**Challenge**
Look for the string "title" in the lines and copy each line that has it.

[begin Working data]

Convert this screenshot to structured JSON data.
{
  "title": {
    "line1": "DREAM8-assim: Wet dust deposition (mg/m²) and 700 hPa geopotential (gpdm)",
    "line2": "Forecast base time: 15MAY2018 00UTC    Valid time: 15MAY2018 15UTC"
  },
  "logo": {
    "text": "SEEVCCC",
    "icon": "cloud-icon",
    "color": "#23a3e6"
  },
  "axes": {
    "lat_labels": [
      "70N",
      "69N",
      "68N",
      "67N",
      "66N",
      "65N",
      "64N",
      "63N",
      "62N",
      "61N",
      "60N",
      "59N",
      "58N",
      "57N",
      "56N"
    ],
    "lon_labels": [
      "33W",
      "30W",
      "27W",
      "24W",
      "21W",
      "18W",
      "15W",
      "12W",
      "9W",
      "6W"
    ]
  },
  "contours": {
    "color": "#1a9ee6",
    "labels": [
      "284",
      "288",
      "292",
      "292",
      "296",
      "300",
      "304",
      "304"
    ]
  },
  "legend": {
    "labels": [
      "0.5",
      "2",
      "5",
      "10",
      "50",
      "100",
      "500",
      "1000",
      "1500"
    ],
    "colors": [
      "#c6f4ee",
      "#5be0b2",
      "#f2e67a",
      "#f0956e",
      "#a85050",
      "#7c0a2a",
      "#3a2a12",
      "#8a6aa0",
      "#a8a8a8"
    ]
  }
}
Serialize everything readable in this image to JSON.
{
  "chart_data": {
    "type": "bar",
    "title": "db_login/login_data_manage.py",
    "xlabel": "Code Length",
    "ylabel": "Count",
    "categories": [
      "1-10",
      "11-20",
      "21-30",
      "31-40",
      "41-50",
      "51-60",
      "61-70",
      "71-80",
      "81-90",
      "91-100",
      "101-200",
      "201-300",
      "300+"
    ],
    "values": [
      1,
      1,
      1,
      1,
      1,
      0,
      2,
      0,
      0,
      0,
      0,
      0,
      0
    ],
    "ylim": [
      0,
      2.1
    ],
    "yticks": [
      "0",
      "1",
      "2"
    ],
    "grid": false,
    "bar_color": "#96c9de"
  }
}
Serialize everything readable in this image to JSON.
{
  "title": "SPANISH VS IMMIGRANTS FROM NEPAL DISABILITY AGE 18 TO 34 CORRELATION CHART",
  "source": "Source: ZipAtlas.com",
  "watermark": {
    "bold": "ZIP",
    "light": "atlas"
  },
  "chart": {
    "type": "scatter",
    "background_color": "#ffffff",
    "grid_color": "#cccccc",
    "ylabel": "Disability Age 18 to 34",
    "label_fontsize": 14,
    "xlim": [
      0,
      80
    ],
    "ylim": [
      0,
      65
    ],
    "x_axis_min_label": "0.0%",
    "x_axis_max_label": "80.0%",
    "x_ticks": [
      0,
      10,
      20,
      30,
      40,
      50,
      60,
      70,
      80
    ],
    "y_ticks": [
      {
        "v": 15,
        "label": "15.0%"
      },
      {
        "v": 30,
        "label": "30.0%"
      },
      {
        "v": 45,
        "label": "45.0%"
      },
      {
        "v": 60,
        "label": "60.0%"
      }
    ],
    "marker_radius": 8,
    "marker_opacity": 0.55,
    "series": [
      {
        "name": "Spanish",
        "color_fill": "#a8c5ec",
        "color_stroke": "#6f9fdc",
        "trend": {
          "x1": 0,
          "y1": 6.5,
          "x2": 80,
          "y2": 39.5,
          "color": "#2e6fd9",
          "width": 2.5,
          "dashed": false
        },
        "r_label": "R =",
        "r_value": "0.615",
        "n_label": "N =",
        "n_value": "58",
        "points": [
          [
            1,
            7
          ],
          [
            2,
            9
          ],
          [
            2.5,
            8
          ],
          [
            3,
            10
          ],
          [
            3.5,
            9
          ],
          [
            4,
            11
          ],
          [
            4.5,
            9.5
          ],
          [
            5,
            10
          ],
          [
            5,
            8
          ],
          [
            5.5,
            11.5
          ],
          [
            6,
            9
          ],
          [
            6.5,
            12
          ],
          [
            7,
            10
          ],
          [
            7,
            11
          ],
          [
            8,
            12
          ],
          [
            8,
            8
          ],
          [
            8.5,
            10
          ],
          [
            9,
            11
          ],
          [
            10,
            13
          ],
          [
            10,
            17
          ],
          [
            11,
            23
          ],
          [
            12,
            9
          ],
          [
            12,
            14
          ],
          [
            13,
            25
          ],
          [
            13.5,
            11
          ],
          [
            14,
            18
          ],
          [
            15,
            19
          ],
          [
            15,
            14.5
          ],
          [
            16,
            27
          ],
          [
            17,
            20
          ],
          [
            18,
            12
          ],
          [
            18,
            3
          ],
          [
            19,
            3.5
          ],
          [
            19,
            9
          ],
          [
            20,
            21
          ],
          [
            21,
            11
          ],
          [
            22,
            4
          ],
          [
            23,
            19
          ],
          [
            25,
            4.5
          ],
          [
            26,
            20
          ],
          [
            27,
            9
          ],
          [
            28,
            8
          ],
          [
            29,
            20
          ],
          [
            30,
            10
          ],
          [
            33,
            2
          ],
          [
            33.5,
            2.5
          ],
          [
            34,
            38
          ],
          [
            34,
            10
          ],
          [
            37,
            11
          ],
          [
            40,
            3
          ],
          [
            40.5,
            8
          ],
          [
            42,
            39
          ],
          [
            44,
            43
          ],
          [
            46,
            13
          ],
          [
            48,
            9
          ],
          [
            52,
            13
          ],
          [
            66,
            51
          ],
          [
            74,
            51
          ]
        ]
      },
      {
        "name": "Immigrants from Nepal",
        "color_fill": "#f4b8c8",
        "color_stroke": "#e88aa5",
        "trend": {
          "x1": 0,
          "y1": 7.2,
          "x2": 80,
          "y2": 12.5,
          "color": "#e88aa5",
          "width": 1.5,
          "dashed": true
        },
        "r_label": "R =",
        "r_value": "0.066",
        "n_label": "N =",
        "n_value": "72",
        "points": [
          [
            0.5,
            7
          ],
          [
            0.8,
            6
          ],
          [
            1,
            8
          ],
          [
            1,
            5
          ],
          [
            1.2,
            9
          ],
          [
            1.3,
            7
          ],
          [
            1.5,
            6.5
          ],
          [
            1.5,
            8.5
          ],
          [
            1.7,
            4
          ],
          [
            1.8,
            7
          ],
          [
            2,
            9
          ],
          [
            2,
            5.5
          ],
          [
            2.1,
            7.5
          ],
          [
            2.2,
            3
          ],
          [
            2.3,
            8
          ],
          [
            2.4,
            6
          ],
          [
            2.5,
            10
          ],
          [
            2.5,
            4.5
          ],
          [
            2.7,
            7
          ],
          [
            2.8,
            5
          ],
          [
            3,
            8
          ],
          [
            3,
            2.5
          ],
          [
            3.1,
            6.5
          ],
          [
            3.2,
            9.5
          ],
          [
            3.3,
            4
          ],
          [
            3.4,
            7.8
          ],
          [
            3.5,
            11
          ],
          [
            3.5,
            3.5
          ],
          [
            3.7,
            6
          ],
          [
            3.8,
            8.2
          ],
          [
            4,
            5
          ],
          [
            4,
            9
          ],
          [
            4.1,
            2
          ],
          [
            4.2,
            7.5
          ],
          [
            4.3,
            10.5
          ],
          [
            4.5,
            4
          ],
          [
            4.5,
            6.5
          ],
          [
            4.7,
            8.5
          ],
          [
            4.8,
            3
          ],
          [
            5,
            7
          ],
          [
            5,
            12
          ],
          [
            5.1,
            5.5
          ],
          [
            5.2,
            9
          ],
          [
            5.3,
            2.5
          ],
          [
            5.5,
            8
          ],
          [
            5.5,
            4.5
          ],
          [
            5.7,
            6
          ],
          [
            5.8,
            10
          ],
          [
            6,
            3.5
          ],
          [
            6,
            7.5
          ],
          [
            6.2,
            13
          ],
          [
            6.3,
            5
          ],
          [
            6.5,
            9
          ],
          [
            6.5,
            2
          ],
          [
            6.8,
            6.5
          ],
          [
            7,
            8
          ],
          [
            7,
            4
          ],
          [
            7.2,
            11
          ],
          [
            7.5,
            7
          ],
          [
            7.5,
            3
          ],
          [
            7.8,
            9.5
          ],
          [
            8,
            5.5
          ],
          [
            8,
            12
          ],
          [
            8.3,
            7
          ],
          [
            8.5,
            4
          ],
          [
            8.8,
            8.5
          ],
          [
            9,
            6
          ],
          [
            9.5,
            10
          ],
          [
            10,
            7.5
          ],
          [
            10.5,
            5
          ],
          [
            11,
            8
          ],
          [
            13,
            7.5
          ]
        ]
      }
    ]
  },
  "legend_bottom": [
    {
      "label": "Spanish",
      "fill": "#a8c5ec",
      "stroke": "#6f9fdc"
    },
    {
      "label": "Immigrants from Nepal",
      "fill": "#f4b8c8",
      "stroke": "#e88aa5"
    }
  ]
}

[end Working data]

**Solution to this exercise**
  "title": {
    "title": "db_login/login_data_manage.py",
  "title": "SPANISH VS IMMIGRANTS FROM NEPAL DISABILITY AGE 18 TO 34 CORRELATION CHART",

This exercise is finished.